### [WHAT IS REQUIRED]
Check each line of the data for "Augsdorf" and select those that have it.

■ ■ ■ ■ ■

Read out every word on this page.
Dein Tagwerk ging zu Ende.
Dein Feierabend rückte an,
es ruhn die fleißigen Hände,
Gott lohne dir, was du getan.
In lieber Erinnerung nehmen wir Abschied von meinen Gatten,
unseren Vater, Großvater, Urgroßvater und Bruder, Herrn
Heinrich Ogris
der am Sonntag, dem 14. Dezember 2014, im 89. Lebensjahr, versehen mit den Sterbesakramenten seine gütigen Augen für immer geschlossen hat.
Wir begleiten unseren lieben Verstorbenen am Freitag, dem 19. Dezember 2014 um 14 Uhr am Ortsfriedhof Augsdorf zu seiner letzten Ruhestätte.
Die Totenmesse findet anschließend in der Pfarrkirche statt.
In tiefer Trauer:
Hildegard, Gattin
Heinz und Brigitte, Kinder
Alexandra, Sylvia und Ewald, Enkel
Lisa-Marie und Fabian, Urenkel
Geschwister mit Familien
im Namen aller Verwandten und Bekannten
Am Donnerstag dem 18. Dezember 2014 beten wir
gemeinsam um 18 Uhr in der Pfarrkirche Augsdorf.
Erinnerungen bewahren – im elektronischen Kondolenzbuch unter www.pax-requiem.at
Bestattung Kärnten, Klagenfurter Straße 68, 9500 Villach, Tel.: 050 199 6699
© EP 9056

■ ■ ■ ■ ■

### [RESULT OF THIS TASK]
Wir begleiten unseren lieben Verstorbenen am Freitag, dem 19. Dezember 2014 um 14 Uhr am Ortsfriedhof Augsdorf zu seiner letzten Ruhestätte.
gemeinsam um 18 Uhr in der Pfarrkirche Augsdorf.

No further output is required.